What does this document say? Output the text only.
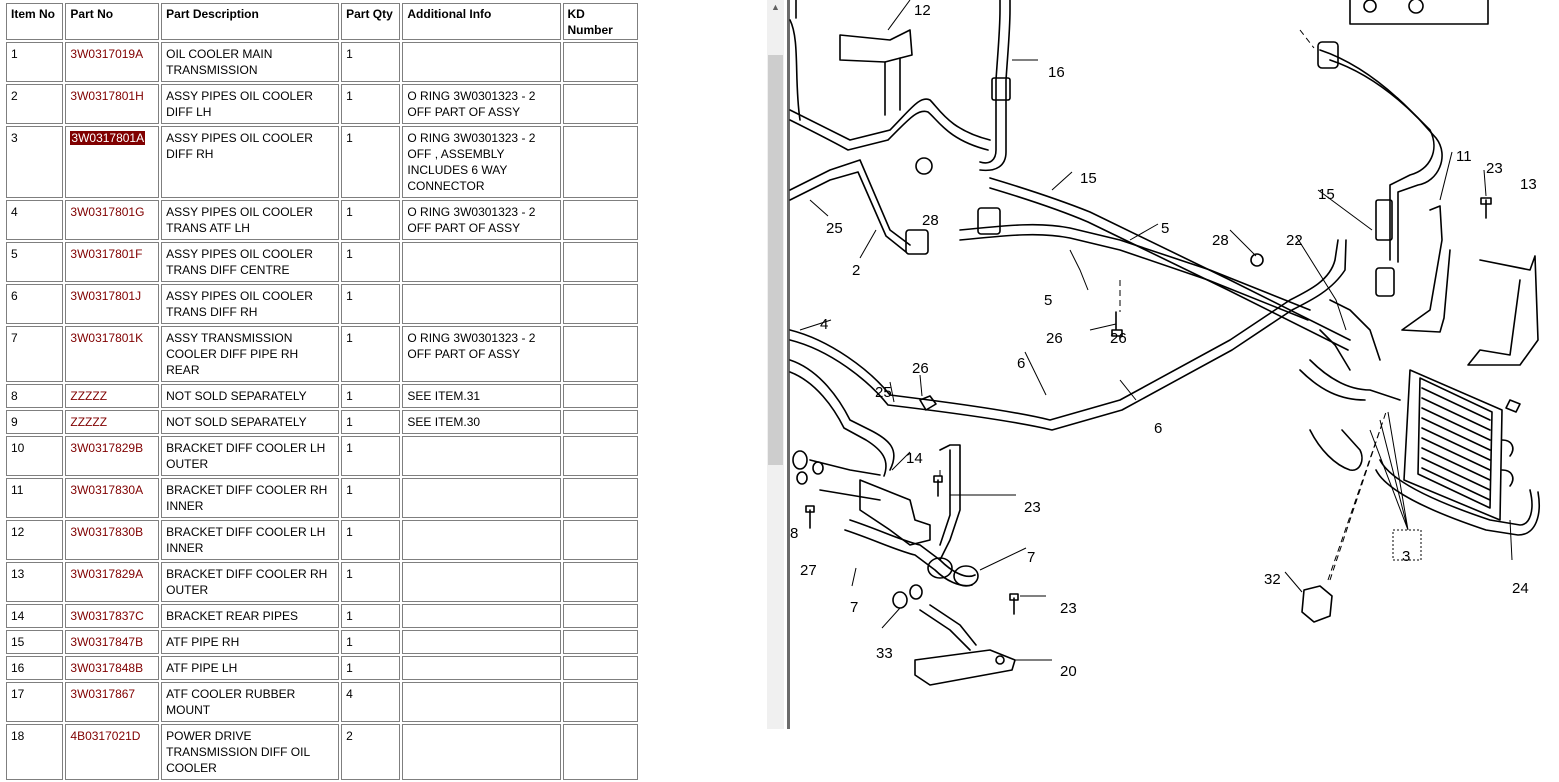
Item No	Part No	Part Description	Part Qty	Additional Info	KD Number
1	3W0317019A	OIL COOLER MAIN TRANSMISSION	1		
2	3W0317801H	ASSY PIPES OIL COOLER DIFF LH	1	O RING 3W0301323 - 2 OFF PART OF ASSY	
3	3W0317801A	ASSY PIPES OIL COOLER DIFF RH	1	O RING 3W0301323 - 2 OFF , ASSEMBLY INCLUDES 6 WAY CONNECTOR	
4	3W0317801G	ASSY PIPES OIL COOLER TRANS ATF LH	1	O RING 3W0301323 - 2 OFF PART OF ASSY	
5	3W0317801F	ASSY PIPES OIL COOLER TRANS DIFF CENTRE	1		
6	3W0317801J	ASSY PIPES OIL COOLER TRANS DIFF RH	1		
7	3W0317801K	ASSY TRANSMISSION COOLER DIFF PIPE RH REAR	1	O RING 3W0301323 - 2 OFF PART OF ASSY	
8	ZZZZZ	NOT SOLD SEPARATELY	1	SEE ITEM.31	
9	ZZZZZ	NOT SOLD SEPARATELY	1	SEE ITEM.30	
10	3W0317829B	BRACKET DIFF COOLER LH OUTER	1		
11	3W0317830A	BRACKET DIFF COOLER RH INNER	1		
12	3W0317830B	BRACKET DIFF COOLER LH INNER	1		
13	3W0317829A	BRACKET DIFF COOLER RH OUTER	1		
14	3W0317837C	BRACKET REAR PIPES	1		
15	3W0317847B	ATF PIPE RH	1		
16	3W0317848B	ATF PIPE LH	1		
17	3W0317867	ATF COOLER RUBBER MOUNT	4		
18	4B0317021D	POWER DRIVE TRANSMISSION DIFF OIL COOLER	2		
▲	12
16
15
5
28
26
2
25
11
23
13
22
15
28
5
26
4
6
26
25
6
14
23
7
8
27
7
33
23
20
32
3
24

*WHAT THIS TASK INVOLVES*.
Write out the entries above word for word. Do not include the pictures.

*THE RESPONSE*.
What does this document say? Output the text only.
Item No	Part No	Part Description	Part Qty	Additional Info	KD Number
1	3W0317019A	OIL COOLER MAIN TRANSMISSION	1		
2	3W0317801H	ASSY PIPES OIL COOLER DIFF LH	1	O RING 3W0301323 - 2 OFF PART OF ASSY	
3	3W0317801A	ASSY PIPES OIL COOLER DIFF RH	1	O RING 3W0301323 - 2 OFF , ASSEMBLY INCLUDES 6 WAY CONNECTOR	
4	3W0317801G	ASSY PIPES OIL COOLER TRANS ATF LH	1	O RING 3W0301323 - 2 OFF PART OF ASSY	
5	3W0317801F	ASSY PIPES OIL COOLER TRANS DIFF CENTRE	1		
6	3W0317801J	ASSY PIPES OIL COOLER TRANS DIFF RH	1		
7	3W0317801K	ASSY TRANSMISSION COOLER DIFF PIPE RH REAR	1	O RING 3W0301323 - 2 OFF PART OF ASSY	
8	ZZZZZ	NOT SOLD SEPARATELY	1	SEE ITEM.31	
9	ZZZZZ	NOT SOLD SEPARATELY	1	SEE ITEM.30	
10	3W0317829B	BRACKET DIFF COOLER LH OUTER	1		
11	3W0317830A	BRACKET DIFF COOLER RH INNER	1		
12	3W0317830B	BRACKET DIFF COOLER LH INNER	1		
13	3W0317829A	BRACKET DIFF COOLER RH OUTER	1		
14	3W0317837C	BRACKET REAR PIPES	1		
15	3W0317847B	ATF PIPE RH	1		
16	3W0317848B	ATF PIPE LH	1		
17	3W0317867	ATF COOLER RUBBER MOUNT	4		
18	4B0317021D	POWER DRIVE TRANSMISSION DIFF OIL COOLER	2		
▲	12
16
15
5
28
26
2
25
11
23
13
22
15
28
5
26
4
6
26
25
6
14
23
7
8
27
7
33
23
20
32
3
24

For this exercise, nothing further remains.